Pull out every line in the data that has the string "File" in it.

==== TASK INPUTS

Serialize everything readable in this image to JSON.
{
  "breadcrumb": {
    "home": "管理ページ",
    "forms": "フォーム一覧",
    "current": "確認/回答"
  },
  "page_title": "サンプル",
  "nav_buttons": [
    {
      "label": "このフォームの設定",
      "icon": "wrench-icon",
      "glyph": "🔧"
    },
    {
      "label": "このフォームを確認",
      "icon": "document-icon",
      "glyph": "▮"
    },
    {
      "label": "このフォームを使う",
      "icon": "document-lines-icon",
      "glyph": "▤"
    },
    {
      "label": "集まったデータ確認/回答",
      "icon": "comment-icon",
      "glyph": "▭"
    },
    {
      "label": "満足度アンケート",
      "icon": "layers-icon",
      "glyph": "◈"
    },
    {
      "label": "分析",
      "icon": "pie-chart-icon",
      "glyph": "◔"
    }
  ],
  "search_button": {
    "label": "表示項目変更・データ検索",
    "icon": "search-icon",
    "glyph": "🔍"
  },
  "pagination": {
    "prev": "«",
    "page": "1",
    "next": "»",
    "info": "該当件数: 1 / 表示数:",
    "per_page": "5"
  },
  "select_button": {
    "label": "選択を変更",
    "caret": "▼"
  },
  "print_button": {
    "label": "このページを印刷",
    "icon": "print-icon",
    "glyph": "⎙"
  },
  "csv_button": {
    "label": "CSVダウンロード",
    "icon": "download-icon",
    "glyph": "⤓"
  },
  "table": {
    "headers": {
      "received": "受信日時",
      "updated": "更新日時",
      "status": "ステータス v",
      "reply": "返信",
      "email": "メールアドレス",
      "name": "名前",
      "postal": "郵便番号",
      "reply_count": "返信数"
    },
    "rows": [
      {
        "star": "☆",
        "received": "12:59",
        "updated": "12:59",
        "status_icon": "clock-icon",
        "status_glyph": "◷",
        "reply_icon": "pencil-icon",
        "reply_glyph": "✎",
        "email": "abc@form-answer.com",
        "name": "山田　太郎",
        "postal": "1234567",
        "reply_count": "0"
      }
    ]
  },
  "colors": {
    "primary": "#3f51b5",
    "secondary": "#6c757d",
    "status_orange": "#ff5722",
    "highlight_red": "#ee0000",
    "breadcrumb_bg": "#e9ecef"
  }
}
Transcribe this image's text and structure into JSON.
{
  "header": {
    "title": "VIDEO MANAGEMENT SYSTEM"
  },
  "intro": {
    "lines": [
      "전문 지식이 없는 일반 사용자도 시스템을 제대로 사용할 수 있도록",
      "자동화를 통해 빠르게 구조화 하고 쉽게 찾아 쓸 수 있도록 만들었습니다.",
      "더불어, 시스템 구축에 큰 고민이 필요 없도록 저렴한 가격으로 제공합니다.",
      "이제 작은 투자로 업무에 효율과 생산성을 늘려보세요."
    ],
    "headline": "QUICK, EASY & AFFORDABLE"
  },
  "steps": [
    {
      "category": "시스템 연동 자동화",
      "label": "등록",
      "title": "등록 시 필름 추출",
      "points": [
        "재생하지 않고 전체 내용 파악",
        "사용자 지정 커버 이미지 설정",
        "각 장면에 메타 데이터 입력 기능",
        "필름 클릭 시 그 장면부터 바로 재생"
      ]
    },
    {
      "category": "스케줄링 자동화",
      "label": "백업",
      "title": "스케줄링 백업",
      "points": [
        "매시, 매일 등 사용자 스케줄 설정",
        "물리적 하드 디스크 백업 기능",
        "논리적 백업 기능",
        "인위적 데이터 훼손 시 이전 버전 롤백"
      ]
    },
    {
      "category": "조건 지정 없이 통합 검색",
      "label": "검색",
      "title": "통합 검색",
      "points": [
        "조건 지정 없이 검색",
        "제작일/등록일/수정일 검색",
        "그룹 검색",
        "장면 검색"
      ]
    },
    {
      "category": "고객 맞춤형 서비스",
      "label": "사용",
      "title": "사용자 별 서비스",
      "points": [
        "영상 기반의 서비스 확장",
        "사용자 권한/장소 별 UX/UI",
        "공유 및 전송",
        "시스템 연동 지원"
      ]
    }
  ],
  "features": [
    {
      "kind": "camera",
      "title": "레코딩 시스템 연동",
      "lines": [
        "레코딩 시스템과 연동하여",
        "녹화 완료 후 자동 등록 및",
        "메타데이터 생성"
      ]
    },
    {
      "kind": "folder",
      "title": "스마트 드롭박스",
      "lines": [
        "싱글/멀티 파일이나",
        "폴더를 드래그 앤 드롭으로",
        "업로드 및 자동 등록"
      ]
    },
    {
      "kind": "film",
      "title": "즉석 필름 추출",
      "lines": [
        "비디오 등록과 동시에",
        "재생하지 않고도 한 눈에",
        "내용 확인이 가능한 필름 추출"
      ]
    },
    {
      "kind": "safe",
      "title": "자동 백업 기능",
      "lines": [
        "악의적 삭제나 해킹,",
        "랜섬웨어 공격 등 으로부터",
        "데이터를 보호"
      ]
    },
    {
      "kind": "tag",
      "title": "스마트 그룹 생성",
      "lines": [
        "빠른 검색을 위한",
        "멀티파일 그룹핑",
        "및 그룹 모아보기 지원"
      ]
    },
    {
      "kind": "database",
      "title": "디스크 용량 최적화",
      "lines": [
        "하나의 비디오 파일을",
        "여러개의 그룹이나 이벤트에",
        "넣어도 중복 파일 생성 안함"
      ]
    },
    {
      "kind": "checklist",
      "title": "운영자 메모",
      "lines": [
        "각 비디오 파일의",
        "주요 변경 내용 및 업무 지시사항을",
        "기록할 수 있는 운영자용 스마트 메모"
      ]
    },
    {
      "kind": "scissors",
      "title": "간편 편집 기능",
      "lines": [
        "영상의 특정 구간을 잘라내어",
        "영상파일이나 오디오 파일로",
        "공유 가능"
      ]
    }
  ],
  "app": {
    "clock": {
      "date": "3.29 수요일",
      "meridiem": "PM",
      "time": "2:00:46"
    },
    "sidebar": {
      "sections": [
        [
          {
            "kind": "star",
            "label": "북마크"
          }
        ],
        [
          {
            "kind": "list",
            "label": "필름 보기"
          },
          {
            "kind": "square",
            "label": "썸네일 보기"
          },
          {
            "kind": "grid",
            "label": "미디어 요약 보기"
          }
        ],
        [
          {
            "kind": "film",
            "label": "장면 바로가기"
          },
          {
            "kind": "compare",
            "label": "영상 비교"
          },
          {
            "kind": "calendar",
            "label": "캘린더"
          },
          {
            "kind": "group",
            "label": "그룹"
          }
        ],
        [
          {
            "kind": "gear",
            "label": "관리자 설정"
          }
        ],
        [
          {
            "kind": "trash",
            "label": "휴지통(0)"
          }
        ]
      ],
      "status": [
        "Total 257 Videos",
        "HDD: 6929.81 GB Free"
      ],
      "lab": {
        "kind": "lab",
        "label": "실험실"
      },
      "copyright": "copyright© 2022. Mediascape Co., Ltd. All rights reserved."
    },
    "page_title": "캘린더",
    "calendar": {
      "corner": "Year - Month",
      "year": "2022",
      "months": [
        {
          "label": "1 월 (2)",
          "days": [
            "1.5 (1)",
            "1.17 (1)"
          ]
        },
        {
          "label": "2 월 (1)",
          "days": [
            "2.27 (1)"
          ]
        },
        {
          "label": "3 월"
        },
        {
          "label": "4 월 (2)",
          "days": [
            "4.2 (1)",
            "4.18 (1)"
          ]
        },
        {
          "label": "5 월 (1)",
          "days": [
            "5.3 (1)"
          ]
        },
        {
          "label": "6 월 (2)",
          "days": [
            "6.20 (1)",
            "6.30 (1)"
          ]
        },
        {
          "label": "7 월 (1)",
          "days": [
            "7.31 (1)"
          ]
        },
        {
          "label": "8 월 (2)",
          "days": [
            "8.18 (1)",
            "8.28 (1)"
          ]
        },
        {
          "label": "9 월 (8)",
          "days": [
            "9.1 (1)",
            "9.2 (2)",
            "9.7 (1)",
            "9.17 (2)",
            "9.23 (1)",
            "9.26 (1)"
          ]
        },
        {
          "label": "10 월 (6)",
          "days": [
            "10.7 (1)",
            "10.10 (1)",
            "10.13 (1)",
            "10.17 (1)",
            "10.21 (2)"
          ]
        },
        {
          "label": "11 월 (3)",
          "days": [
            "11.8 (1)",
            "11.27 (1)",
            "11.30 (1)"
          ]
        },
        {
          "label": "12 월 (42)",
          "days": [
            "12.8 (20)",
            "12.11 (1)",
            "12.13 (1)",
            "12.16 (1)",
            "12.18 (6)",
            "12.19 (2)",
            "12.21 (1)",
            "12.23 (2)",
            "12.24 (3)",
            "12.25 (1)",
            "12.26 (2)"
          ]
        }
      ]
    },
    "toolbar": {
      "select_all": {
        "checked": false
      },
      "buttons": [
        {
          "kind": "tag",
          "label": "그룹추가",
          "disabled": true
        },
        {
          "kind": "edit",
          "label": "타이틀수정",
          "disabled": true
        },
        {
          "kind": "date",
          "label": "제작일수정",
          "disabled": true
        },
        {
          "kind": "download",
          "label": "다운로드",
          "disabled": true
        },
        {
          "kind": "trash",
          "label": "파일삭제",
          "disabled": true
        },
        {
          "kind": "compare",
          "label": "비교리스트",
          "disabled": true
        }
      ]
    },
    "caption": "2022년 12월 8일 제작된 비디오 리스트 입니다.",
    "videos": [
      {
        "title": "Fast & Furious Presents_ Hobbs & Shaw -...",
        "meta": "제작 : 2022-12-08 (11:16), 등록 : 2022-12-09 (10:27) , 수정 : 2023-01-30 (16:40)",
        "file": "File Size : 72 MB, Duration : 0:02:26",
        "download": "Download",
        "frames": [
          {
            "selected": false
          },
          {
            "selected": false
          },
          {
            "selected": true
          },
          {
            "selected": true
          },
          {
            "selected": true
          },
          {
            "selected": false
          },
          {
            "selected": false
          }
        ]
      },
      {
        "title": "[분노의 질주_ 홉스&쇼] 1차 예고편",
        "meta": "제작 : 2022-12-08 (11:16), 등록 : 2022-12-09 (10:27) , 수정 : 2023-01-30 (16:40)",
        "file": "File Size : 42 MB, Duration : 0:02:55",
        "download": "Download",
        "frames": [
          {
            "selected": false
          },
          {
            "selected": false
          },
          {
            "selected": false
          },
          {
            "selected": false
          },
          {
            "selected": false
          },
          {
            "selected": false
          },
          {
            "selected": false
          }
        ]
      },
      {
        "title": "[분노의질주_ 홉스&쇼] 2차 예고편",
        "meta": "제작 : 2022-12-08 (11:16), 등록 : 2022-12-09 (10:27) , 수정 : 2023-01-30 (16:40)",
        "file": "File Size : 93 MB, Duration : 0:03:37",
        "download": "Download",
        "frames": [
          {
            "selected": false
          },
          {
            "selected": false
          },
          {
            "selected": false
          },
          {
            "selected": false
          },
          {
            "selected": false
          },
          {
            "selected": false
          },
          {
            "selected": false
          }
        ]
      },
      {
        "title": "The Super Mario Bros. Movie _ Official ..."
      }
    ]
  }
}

========

* **WORKED ANSWER**:
        "file": "File Size : 72 MB, Duration : 0:02:26",
        "file": "File Size : 42 MB, Duration : 0:02:55",
        "file": "File Size : 93 MB, Duration : 0:03:37",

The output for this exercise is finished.